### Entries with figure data
==================================================
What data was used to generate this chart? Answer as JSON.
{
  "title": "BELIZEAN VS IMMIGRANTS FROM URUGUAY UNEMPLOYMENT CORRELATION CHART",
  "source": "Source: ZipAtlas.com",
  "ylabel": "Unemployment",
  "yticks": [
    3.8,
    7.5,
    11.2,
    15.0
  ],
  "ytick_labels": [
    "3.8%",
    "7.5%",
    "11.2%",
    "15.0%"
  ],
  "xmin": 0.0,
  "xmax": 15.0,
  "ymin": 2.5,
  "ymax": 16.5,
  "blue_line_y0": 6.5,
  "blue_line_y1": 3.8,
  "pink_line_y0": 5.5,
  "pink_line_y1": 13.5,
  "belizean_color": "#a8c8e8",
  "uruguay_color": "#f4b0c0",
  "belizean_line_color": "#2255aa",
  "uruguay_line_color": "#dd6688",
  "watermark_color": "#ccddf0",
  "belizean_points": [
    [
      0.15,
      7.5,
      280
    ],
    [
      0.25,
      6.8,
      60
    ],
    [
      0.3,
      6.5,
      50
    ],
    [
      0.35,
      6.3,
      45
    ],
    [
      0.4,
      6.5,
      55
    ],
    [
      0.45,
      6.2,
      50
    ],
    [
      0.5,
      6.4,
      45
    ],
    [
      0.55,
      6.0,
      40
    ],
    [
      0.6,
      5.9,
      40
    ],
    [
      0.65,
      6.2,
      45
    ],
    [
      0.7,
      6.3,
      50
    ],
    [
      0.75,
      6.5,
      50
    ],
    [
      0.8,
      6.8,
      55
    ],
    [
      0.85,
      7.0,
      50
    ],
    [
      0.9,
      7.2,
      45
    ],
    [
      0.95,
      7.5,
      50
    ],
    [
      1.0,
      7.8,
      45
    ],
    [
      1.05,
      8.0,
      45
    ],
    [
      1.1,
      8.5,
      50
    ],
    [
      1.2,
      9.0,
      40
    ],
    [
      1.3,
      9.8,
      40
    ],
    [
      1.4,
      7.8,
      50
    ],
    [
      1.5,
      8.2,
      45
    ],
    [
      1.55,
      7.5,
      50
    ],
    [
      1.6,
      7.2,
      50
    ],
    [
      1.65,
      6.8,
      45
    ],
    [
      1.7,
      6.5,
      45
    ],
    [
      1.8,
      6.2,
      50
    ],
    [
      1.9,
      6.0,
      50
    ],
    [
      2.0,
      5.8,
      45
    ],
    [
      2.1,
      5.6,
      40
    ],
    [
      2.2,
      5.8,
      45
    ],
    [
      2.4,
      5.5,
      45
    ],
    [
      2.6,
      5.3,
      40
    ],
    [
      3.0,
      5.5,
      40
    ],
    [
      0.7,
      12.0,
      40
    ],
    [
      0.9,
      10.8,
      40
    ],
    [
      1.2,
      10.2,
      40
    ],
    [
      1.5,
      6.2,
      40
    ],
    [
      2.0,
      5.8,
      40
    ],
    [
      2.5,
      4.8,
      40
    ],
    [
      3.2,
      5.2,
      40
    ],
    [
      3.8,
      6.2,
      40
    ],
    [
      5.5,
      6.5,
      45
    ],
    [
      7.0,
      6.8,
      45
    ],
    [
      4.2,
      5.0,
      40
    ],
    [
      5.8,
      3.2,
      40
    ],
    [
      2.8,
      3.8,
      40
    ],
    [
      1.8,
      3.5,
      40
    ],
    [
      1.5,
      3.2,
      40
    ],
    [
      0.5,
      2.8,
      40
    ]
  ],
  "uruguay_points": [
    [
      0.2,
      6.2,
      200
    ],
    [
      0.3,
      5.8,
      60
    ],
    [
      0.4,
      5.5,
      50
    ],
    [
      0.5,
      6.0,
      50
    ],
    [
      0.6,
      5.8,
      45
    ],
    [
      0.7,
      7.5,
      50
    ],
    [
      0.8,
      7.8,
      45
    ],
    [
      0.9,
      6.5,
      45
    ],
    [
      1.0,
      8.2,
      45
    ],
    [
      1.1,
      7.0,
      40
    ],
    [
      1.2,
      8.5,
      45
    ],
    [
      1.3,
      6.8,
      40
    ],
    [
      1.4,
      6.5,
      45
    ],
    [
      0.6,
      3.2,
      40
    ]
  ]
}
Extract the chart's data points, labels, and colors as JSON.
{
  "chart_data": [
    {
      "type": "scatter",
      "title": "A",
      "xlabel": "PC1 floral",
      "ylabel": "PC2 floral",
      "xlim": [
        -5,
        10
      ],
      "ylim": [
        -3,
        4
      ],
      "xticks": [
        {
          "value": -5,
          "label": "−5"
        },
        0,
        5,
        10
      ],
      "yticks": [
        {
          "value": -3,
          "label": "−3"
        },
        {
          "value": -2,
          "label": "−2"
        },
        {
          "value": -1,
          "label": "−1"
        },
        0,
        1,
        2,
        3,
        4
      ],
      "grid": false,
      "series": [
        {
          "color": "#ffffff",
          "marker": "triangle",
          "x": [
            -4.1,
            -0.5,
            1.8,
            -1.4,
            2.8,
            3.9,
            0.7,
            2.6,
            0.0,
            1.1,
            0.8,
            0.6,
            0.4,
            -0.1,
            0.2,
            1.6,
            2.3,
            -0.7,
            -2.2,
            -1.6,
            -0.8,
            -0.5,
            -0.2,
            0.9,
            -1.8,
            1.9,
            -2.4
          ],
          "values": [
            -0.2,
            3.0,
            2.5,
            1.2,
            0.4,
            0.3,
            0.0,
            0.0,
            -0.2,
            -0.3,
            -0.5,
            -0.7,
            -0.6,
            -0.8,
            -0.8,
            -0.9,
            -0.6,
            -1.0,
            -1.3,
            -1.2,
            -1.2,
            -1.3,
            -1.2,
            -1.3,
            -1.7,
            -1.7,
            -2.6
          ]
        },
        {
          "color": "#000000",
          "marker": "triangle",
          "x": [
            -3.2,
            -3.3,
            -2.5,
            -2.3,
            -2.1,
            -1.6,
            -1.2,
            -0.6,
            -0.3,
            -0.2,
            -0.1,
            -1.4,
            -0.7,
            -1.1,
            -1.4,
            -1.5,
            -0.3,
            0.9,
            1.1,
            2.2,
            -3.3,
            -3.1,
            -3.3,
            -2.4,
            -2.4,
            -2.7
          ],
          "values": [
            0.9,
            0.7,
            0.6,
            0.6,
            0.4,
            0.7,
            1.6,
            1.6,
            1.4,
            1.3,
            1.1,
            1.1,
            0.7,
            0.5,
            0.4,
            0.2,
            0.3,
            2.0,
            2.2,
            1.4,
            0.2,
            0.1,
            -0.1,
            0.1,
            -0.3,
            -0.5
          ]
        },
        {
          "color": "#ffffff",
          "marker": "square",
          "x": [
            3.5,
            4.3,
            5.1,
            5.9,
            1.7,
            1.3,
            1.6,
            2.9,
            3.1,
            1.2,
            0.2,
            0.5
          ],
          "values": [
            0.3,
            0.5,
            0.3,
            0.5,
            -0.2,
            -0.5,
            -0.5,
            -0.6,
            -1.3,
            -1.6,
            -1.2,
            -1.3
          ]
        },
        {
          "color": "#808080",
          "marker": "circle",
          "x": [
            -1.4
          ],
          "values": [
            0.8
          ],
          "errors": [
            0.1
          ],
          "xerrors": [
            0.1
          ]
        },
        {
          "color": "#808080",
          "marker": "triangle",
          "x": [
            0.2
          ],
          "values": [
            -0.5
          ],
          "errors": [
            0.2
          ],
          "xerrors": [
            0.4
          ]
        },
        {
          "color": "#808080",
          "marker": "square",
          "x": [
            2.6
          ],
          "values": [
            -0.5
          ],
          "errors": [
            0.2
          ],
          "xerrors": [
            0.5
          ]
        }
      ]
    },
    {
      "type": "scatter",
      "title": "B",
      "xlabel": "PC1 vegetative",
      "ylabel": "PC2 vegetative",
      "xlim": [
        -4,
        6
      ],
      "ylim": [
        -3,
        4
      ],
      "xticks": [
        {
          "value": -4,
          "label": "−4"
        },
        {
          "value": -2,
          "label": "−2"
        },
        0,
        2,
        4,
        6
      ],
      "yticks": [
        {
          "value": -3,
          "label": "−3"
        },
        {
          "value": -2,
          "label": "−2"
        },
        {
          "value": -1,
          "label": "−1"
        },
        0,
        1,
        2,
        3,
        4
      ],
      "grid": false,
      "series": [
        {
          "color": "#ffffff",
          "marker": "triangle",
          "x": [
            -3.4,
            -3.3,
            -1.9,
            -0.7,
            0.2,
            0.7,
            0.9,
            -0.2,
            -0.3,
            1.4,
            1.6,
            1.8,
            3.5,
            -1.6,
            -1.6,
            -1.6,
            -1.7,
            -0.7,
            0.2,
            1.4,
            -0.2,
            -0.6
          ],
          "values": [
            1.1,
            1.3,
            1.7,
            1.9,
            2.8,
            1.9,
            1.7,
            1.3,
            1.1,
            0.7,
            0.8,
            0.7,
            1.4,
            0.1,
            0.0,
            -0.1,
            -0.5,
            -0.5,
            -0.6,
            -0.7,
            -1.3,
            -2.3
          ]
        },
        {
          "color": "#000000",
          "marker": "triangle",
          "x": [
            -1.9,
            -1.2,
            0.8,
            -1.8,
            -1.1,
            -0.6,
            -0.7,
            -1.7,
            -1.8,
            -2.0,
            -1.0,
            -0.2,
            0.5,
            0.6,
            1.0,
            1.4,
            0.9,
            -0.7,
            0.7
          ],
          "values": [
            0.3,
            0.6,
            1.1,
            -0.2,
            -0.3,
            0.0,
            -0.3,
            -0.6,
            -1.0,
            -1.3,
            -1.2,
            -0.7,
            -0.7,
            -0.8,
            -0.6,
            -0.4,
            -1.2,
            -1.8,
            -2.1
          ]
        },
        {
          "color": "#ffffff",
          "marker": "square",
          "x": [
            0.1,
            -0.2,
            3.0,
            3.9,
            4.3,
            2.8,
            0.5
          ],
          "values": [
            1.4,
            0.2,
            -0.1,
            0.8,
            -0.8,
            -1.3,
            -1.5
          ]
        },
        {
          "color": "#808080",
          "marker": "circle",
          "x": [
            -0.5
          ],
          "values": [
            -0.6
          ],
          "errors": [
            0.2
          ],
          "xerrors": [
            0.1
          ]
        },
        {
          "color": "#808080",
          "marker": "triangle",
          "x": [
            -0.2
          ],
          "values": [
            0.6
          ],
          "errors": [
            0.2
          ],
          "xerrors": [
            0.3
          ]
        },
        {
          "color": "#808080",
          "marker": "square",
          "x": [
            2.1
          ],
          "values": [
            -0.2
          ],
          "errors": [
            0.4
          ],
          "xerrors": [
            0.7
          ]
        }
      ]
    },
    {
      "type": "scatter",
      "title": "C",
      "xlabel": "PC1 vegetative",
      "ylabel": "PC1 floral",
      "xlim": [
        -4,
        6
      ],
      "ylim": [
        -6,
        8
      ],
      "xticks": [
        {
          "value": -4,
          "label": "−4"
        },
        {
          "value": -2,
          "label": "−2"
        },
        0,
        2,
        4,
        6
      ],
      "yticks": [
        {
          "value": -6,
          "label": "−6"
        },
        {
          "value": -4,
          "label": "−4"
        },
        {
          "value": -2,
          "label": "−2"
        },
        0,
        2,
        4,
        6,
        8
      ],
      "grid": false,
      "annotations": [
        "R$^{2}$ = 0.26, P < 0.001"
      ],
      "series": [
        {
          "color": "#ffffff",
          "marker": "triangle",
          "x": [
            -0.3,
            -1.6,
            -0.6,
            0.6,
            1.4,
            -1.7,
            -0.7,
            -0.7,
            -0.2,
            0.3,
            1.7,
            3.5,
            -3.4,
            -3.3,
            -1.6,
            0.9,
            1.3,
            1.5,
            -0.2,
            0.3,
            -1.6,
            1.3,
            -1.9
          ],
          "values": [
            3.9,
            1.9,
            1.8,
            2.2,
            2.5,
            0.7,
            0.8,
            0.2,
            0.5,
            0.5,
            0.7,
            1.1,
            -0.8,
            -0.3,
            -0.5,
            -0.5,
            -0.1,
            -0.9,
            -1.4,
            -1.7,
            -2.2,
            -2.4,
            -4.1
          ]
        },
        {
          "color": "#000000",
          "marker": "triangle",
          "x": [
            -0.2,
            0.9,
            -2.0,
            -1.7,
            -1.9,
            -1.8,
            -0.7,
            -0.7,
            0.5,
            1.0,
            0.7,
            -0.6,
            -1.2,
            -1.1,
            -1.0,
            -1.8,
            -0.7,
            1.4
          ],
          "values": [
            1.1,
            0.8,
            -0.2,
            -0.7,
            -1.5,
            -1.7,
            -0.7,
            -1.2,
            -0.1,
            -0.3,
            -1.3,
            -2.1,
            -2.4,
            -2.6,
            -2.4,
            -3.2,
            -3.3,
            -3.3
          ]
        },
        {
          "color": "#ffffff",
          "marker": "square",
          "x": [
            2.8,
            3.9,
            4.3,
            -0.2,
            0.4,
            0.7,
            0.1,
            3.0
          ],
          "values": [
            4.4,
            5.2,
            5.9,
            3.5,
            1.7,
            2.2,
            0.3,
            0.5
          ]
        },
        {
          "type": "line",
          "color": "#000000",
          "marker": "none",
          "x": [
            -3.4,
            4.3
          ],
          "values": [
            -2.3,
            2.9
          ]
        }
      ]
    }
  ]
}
==================================================
### Your instructions
Find the string "floral" in the listing and return every line that holds it.

### Reply to the exercise
      "xlabel": "PC1 floral",
      "ylabel": "PC2 floral",
      "ylabel": "PC1 floral",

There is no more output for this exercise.